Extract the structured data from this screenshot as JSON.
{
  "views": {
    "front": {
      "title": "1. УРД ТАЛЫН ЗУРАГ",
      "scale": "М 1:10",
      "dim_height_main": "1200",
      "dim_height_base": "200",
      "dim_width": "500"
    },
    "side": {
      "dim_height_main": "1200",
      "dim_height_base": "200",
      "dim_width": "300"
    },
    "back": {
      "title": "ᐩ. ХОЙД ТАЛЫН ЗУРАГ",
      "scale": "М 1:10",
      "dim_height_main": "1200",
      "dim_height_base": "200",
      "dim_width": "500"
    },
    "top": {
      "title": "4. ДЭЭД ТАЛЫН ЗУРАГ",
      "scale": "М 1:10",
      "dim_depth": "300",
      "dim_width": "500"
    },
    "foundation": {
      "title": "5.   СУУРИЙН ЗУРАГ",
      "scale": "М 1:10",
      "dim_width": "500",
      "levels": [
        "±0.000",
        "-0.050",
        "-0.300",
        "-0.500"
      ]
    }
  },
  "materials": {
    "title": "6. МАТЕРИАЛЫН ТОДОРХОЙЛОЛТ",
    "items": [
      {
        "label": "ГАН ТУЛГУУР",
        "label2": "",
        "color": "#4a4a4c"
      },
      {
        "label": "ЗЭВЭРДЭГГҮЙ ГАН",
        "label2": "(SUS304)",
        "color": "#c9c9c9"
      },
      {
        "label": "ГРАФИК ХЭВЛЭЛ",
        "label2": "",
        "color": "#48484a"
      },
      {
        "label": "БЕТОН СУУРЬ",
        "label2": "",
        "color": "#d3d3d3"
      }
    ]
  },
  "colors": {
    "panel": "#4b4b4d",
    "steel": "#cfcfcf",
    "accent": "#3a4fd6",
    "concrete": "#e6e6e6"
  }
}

━━━━━━━━━━━━━━━━

→ Short task
How many lines of the listing above include the word "ЗУРАГ"? State the number and nothing else.

→ Exercise response
4